Data entries ::
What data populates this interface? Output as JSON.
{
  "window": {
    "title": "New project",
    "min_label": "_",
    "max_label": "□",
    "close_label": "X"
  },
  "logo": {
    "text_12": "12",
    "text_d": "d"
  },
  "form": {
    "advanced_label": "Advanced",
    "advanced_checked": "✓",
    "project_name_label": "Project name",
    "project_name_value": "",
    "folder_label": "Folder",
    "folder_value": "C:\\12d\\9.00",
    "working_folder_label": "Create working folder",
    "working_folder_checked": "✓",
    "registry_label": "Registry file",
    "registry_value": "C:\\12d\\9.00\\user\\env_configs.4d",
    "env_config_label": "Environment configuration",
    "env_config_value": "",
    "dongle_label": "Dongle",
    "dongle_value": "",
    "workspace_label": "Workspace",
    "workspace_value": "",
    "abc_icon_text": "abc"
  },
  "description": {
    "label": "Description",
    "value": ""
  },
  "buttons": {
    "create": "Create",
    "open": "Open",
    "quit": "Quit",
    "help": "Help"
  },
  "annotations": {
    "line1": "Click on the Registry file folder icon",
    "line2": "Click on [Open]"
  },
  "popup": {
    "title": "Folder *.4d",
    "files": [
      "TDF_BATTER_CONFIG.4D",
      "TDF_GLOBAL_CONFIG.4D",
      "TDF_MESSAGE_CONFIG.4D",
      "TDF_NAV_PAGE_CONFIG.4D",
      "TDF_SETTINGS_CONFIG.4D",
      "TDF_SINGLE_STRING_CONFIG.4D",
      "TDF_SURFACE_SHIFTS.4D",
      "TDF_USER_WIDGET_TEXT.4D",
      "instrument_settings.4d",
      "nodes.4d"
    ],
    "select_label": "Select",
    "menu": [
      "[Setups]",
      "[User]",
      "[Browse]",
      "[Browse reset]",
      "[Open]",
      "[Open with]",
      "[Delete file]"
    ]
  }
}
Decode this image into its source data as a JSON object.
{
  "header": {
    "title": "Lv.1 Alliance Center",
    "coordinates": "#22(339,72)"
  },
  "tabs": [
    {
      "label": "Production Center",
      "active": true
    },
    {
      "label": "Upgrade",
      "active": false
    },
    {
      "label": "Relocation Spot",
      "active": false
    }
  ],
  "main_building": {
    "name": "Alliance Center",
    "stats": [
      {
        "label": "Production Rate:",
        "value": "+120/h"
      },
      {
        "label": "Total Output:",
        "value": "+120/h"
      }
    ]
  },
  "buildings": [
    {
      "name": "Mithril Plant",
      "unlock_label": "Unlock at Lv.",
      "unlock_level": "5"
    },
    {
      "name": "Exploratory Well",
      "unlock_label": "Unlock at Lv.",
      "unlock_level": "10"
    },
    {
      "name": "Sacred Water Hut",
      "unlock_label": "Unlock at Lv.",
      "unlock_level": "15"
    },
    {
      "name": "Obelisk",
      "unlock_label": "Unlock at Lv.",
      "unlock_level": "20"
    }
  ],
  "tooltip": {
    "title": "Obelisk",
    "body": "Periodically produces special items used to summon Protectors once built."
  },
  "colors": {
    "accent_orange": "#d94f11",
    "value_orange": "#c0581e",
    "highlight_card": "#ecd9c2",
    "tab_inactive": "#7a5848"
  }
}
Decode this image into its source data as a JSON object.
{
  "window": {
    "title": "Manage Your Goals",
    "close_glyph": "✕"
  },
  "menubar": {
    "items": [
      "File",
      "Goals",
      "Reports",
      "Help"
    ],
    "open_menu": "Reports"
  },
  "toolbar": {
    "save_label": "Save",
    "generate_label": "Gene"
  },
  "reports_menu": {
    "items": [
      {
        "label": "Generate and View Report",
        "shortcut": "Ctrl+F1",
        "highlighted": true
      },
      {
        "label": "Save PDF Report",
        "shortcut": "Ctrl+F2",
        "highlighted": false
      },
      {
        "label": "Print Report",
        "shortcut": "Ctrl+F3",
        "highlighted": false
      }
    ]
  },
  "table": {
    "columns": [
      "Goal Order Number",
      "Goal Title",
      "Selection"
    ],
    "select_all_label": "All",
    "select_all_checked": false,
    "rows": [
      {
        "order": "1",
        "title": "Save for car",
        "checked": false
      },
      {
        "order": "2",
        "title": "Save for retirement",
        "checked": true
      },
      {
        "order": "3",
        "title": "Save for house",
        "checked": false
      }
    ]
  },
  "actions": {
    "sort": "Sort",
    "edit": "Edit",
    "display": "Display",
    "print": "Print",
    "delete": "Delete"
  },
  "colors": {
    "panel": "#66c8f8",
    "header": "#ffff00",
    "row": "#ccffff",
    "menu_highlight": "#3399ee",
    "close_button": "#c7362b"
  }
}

Written instruction ::
Would you copy out each line exactly as written?

Complete answer ::
What data populates this interface? Output as JSON.
{
  "window": {
    "title": "New project",
    "min_label": "_",
    "max_label": "□",
    "close_label": "X"
  },
  "logo": {
    "text_12": "12",
    "text_d": "d"
  },
  "form": {
    "advanced_label": "Advanced",
    "advanced_checked": "✓",
    "project_name_label": "Project name",
    "project_name_value": "",
    "folder_label": "Folder",
    "folder_value": "C:\\12d\\9.00",
    "working_folder_label": "Create working folder",
    "working_folder_checked": "✓",
    "registry_label": "Registry file",
    "registry_value": "C:\\12d\\9.00\\user\\env_configs.4d",
    "env_config_label": "Environment configuration",
    "env_config_value": "",
    "dongle_label": "Dongle",
    "dongle_value": "",
    "workspace_label": "Workspace",
    "workspace_value": "",
    "abc_icon_text": "abc"
  },
  "description": {
    "label": "Description",
    "value": ""
  },
  "buttons": {
    "create": "Create",
    "open": "Open",
    "quit": "Quit",
    "help": "Help"
  },
  "annotations": {
    "line1": "Click on the Registry file folder icon",
    "line2": "Click on [Open]"
  },
  "popup": {
    "title": "Folder *.4d",
    "files": [
      "TDF_BATTER_CONFIG.4D",
      "TDF_GLOBAL_CONFIG.4D",
      "TDF_MESSAGE_CONFIG.4D",
      "TDF_NAV_PAGE_CONFIG.4D",
      "TDF_SETTINGS_CONFIG.4D",
      "TDF_SINGLE_STRING_CONFIG.4D",
      "TDF_SURFACE_SHIFTS.4D",
      "TDF_USER_WIDGET_TEXT.4D",
      "instrument_settings.4d",
      "nodes.4d"
    ],
    "select_label": "Select",
    "menu": [
      "[Setups]",
      "[User]",
      "[Browse]",
      "[Browse reset]",
      "[Open]",
      "[Open with]",
      "[Delete file]"
    ]
  }
}
Decode this image into its source data as a JSON object.
{
  "header": {
    "title": "Lv.1 Alliance Center",
    "coordinates": "#22(339,72)"
  },
  "tabs": [
    {
      "label": "Production Center",
      "active": true
    },
    {
      "label": "Upgrade",
      "active": false
    },
    {
      "label": "Relocation Spot",
      "active": false
    }
  ],
  "main_building": {
    "name": "Alliance Center",
    "stats": [
      {
        "label": "Production Rate:",
        "value": "+120/h"
      },
      {
        "label": "Total Output:",
        "value": "+120/h"
      }
    ]
  },
  "buildings": [
    {
      "name": "Mithril Plant",
      "unlock_label": "Unlock at Lv.",
      "unlock_level": "5"
    },
    {
      "name": "Exploratory Well",
      "unlock_label": "Unlock at Lv.",
      "unlock_level": "10"
    },
    {
      "name": "Sacred Water Hut",
      "unlock_label": "Unlock at Lv.",
      "unlock_level": "15"
    },
    {
      "name": "Obelisk",
      "unlock_label": "Unlock at Lv.",
      "unlock_level": "20"
    }
  ],
  "tooltip": {
    "title": "Obelisk",
    "body": "Periodically produces special items used to summon Protectors once built."
  },
  "colors": {
    "accent_orange": "#d94f11",
    "value_orange": "#c0581e",
    "highlight_card": "#ecd9c2",
    "tab_inactive": "#7a5848"
  }
}
Decode this image into its source data as a JSON object.
{
  "window": {
    "title": "Manage Your Goals",
    "close_glyph": "✕"
  },
  "menubar": {
    "items": [
      "File",
      "Goals",
      "Reports",
      "Help"
    ],
    "open_menu": "Reports"
  },
  "toolbar": {
    "save_label": "Save",
    "generate_label": "Gene"
  },
  "reports_menu": {
    "items": [
      {
        "label": "Generate and View Report",
        "shortcut": "Ctrl+F1",
        "highlighted": true
      },
      {
        "label": "Save PDF Report",
        "shortcut": "Ctrl+F2",
        "highlighted": false
      },
      {
        "label": "Print Report",
        "shortcut": "Ctrl+F3",
        "highlighted": false
      }
    ]
  },
  "table": {
    "columns": [
      "Goal Order Number",
      "Goal Title",
      "Selection"
    ],
    "select_all_label": "All",
    "select_all_checked": false,
    "rows": [
      {
        "order": "1",
        "title": "Save for car",
        "checked": false
      },
      {
        "order": "2",
        "title": "Save for retirement",
        "checked": true
      },
      {
        "order": "3",
        "title": "Save for house",
        "checked": false
      }
    ]
  },
  "actions": {
    "sort": "Sort",
    "edit": "Edit",
    "display": "Display",
    "print": "Print",
    "delete": "Delete"
  },
  "colors": {
    "panel": "#66c8f8",
    "header": "#ffff00",
    "row": "#ccffff",
    "menu_highlight": "#3399ee",
    "close_button": "#c7362b"
  }
}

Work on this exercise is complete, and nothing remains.